YOUR TASK: Reproduce the listing below exactly, minus its pictures.

RECORDS SUPPLIED:
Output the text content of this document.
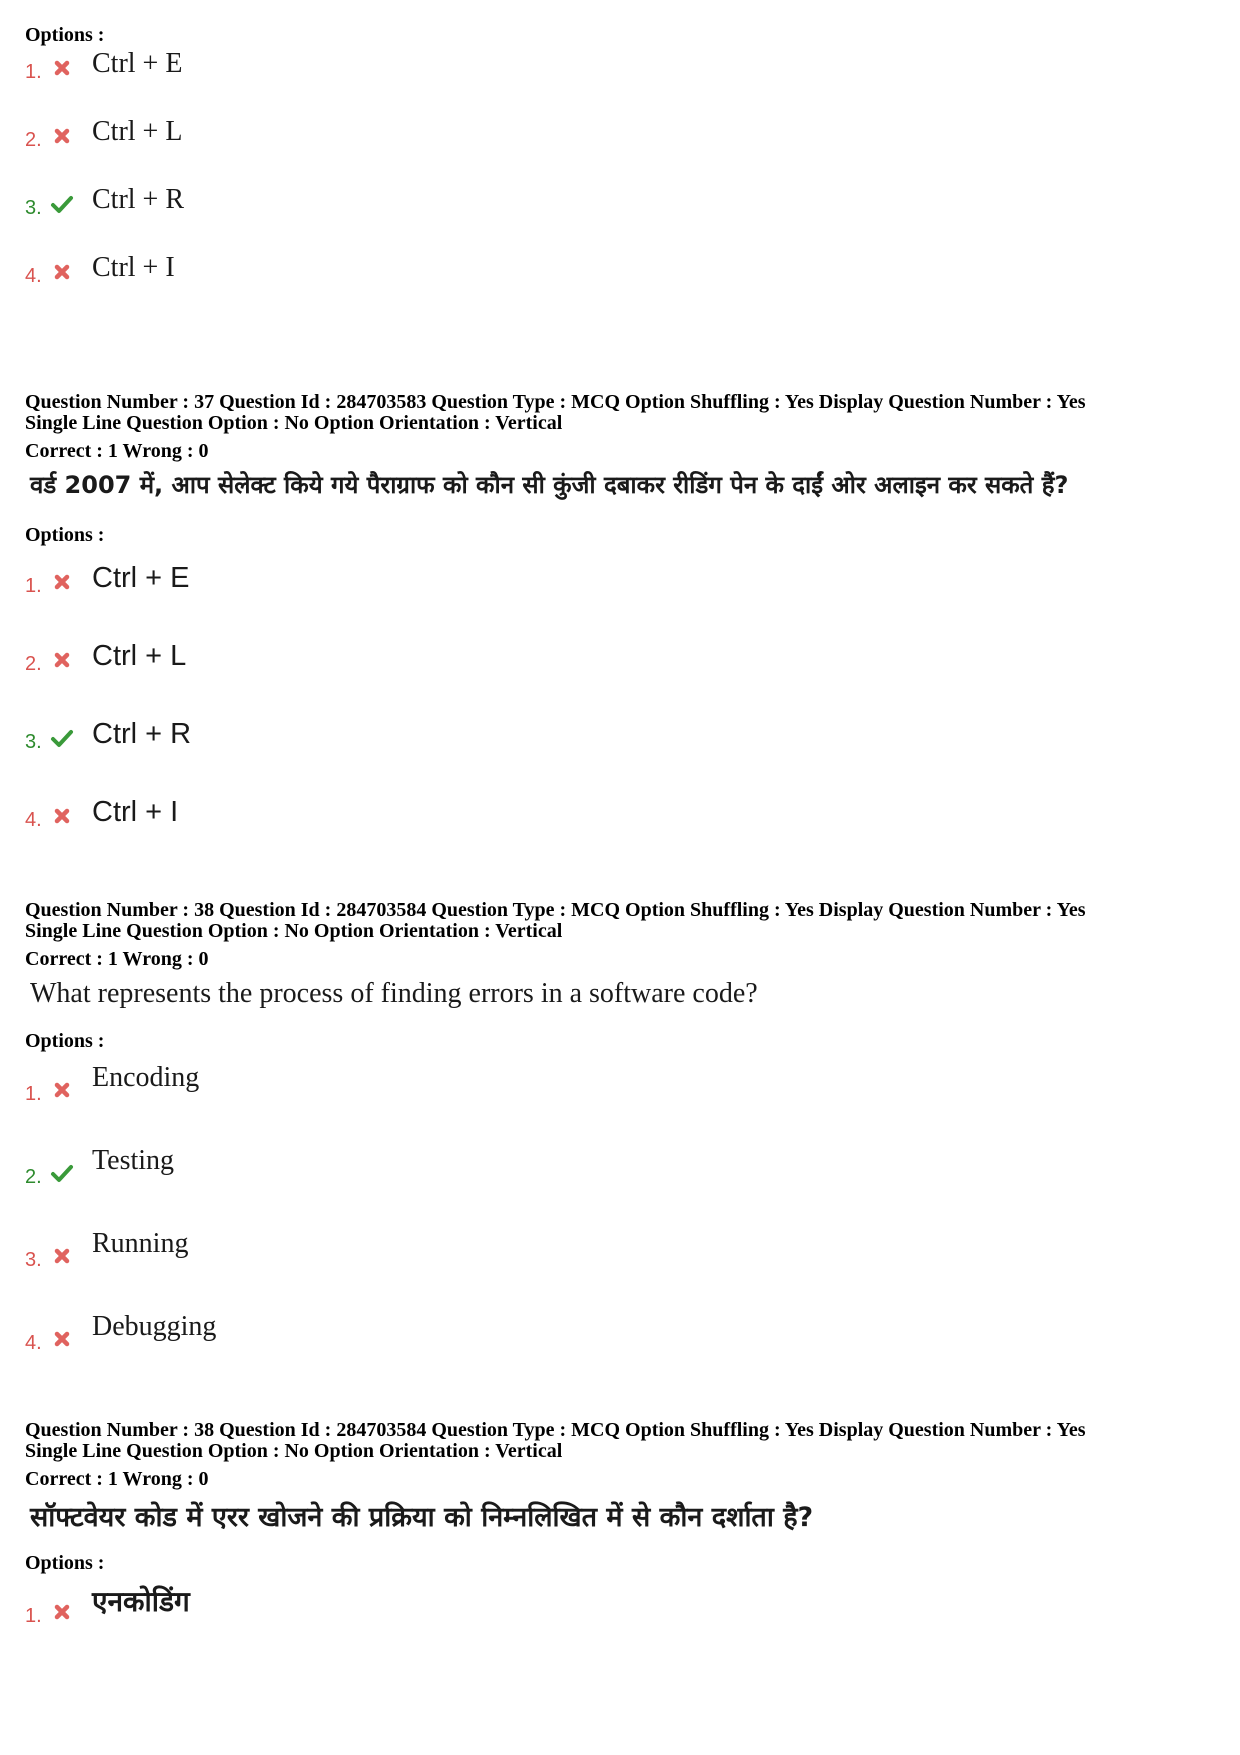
Options :
1. Ctrl + E
2. Ctrl + L
3. Ctrl + R
4. Ctrl + I
Question Number : 37 Question Id : 284703583 Question Type : MCQ Option Shuffling : Yes Display Question Number : Yes
Single Line Question Option : No Option Orientation : Vertical
Correct : 1 Wrong : 0
वर्ड 2007 में, आप सेलेक्ट किये गये पैराग्राफ को कौन सी कुंजी दबाकर रीडिंग पेन के दाईं ओर अलाइन कर सकते हैं?
Options :
1. Ctrl + E
2. Ctrl + L
3. Ctrl + R
4. Ctrl + I
Question Number : 38 Question Id : 284703584 Question Type : MCQ Option Shuffling : Yes Display Question Number : Yes
Single Line Question Option : No Option Orientation : Vertical
Correct : 1 Wrong : 0
What represents the process of finding errors in a software code?
Options :
1.
Encoding
2.
Testing
3.
Running
4.
Debugging
Question Number : 38 Question Id : 284703584 Question Type : MCQ Option Shuffling : Yes Display Question Number : Yes
Single Line Question Option : No Option Orientation : Vertical
Correct : 1 Wrong : 0
सॉफ्टवेयर कोड में एरर खोजने की प्रक्रिया को निम्नलिखित में से कौन दर्शाता है?
Options :
1. एनकोडिंग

SOLUTION:
Output the text content of this document.
Options :
1. Ctrl + E
2. Ctrl + L
3. Ctrl + R
4. Ctrl + I
Question Number : 37 Question Id : 284703583 Question Type : MCQ Option Shuffling : Yes Display Question Number : Yes
Single Line Question Option : No Option Orientation : Vertical
Correct : 1 Wrong : 0
वर्ड 2007 में, आप सेलेक्ट किये गये पैराग्राफ को कौन सी कुंजी दबाकर रीडिंग पेन के दाईं ओर अलाइन कर सकते हैं?
Options :
1. Ctrl + E
2. Ctrl + L
3. Ctrl + R
4. Ctrl + I
Question Number : 38 Question Id : 284703584 Question Type : MCQ Option Shuffling : Yes Display Question Number : Yes
Single Line Question Option : No Option Orientation : Vertical
Correct : 1 Wrong : 0
What represents the process of finding errors in a software code?
Options :
1.
Encoding
2.
Testing
3.
Running
4.
Debugging
Question Number : 38 Question Id : 284703584 Question Type : MCQ Option Shuffling : Yes Display Question Number : Yes
Single Line Question Option : No Option Orientation : Vertical
Correct : 1 Wrong : 0
सॉफ्टवेयर कोड में एरर खोजने की प्रक्रिया को निम्नलिखित में से कौन दर्शाता है?
Options :
1. एनकोडिंग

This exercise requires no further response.